**Data for the task**
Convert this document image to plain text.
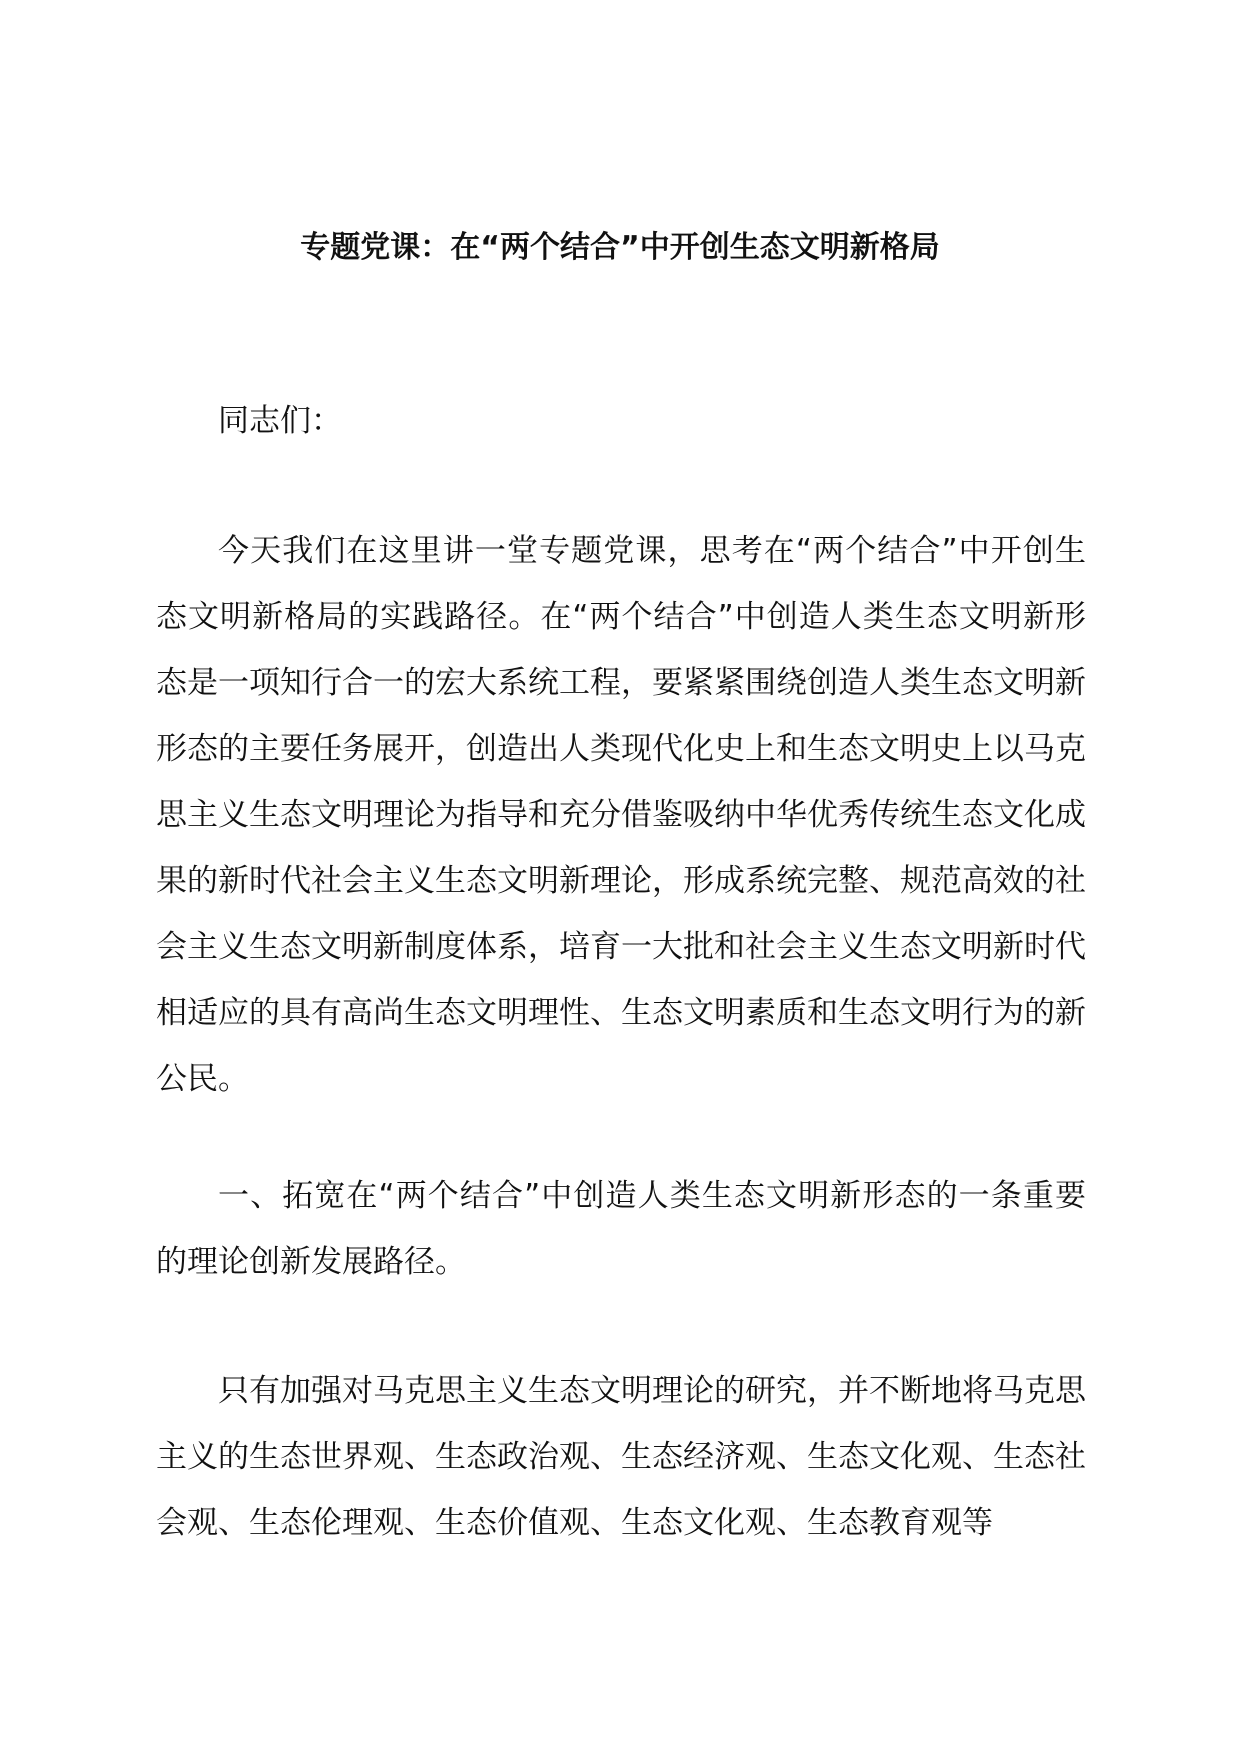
专题党课：在“两个结合”中开创生态文明新格局

同志们：

今天我们在这里讲一堂专题党课，思考在“两个结合”中开创生态文明新格局的实践路径。在“两个结合”中创造人类生态文明新形态是一项知行合一的宏大系统工程，要紧紧围绕创造人类生态文明新形态的主要任务展开，创造出人类现代化史上和生态文明史上以马克思主义生态文明理论为指导和充分借鉴吸纳中华优秀传统生态文化成果的新时代社会主义生态文明新理论，形成系统完整、规范高效的社会主义生态文明新制度体系，培育一大批和社会主义生态文明新时代相适应的具有高尚生态文明理性、生态文明素质和生态文明行为的新公民。

一、拓宽在“两个结合”中创造人类生态文明新形态的一条重要的理论创新发展路径。

只有加强对马克思主义生态文明理论的研究，并不断地将马克思主义的生态世界观、生态政治观、生态经济观、生态文化观、生态社会观、生态伦理观、生态价值观、生态文化观、生态教育观等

**Requirement**
Omit the pictures and restate the rest of the records verbatim.

**Answer to the task**
Convert this document image to plain text.
专题党课：在“两个结合”中开创生态文明新格局

同志们：

今天我们在这里讲一堂专题党课，思考在“两个结合”中开创生态文明新格局的实践路径。在“两个结合”中创造人类生态文明新形态是一项知行合一的宏大系统工程，要紧紧围绕创造人类生态文明新形态的主要任务展开，创造出人类现代化史上和生态文明史上以马克思主义生态文明理论为指导和充分借鉴吸纳中华优秀传统生态文化成果的新时代社会主义生态文明新理论，形成系统完整、规范高效的社会主义生态文明新制度体系，培育一大批和社会主义生态文明新时代相适应的具有高尚生态文明理性、生态文明素质和生态文明行为的新公民。

一、拓宽在“两个结合”中创造人类生态文明新形态的一条重要的理论创新发展路径。

只有加强对马克思主义生态文明理论的研究，并不断地将马克思主义的生态世界观、生态政治观、生态经济观、生态文化观、生态社会观、生态伦理观、生态价值观、生态文化观、生态教育观等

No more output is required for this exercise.